Dataset records:
------------------------------------------------------------
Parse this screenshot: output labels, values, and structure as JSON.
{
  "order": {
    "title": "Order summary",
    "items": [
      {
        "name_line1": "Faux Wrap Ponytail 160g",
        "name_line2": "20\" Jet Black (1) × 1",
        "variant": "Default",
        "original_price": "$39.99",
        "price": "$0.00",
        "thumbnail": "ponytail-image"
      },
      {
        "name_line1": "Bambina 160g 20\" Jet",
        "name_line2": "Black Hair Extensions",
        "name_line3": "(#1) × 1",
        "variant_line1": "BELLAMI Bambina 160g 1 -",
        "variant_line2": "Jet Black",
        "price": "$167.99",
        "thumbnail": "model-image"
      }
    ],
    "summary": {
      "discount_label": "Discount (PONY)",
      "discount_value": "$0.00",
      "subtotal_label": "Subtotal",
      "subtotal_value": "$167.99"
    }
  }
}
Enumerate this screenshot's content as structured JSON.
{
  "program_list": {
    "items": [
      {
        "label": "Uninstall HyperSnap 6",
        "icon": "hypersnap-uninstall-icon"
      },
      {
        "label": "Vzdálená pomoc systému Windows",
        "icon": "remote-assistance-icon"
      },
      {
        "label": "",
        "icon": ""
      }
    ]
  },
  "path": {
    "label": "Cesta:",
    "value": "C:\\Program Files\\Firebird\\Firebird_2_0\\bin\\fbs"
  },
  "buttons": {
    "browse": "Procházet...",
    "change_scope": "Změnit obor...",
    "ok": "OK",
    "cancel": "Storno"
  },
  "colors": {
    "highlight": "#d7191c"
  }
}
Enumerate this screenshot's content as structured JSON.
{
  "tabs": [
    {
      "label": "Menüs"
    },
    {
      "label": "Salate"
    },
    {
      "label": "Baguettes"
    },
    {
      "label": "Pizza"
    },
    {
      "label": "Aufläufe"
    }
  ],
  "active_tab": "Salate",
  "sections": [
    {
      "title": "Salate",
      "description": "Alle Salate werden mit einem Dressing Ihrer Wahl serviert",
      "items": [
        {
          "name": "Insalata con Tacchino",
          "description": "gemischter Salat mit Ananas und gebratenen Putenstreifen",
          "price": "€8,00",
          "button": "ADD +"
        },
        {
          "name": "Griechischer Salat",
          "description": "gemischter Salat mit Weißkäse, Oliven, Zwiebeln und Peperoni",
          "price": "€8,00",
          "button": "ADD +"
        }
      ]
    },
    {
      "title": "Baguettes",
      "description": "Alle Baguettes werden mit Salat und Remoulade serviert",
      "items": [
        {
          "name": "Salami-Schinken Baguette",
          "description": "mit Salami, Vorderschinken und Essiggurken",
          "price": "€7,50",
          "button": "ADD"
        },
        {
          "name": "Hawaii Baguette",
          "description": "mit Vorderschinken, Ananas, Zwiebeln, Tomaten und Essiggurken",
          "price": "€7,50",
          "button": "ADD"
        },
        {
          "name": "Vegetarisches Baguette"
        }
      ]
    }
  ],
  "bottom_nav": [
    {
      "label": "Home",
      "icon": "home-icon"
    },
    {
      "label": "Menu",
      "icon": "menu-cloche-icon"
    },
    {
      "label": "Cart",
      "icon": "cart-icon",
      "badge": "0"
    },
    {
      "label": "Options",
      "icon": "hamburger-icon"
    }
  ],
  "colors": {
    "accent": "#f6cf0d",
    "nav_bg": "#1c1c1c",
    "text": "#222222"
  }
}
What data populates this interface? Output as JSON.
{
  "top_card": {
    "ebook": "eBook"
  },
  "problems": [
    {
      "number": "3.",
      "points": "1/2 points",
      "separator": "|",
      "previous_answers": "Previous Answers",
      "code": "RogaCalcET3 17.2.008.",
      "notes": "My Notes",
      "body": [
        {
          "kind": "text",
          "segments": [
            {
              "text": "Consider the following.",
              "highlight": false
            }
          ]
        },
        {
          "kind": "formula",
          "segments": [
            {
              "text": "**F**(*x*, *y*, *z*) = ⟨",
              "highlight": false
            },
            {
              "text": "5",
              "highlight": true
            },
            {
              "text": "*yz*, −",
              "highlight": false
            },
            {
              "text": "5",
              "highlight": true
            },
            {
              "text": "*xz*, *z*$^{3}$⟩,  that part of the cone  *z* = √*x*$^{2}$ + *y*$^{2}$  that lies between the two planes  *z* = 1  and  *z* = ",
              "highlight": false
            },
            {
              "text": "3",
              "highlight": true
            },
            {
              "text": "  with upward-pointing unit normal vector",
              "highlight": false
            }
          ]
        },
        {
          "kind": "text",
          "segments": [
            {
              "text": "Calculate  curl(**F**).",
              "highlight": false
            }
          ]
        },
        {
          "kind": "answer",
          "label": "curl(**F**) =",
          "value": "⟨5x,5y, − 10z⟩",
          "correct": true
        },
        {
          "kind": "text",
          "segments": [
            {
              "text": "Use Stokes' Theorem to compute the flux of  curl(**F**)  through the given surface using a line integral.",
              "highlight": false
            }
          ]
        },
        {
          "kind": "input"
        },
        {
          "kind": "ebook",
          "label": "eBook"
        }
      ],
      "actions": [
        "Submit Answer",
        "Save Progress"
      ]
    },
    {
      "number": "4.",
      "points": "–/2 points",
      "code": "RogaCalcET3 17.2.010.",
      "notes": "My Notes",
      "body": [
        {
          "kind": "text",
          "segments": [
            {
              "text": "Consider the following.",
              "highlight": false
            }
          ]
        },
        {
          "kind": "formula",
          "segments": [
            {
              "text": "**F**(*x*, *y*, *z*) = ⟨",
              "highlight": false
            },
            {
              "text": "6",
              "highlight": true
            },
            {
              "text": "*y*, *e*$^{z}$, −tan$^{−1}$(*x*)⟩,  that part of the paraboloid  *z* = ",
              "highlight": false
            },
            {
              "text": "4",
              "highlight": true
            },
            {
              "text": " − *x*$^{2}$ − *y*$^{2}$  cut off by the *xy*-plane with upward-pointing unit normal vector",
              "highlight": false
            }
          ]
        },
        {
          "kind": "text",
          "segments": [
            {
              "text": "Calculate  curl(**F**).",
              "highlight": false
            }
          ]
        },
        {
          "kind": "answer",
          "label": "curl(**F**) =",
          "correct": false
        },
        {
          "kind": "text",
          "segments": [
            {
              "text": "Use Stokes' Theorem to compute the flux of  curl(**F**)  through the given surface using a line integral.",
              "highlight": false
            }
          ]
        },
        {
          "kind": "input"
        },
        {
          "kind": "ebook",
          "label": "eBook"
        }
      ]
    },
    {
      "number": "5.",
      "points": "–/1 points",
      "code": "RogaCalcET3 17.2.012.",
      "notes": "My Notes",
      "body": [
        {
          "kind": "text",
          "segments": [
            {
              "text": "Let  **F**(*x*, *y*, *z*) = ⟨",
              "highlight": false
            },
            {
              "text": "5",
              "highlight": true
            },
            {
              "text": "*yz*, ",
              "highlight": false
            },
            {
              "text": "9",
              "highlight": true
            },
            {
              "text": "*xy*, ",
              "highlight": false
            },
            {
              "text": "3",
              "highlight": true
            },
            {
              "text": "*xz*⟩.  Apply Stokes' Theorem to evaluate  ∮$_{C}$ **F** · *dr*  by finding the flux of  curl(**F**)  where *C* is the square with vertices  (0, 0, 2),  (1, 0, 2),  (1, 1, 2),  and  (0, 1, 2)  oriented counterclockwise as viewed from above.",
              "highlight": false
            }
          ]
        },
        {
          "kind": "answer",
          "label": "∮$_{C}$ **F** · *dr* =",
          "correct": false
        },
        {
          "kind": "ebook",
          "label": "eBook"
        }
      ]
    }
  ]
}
------------------------------------------------------------
Aim of the task:
Check each line above for the word "part" and copy the ones that have it.

The solution:
              "text": "*xz*, *z*$^{3}$⟩,  that part of the cone  *z* = √*x*$^{2}$ + *y*$^{2}$  that lies between the two planes  *z* = 1  and  *z* = ",
              "text": "*y*, *e*$^{z}$, −tan$^{−1}$(*x*)⟩,  that part of the paraboloid  *z* = ",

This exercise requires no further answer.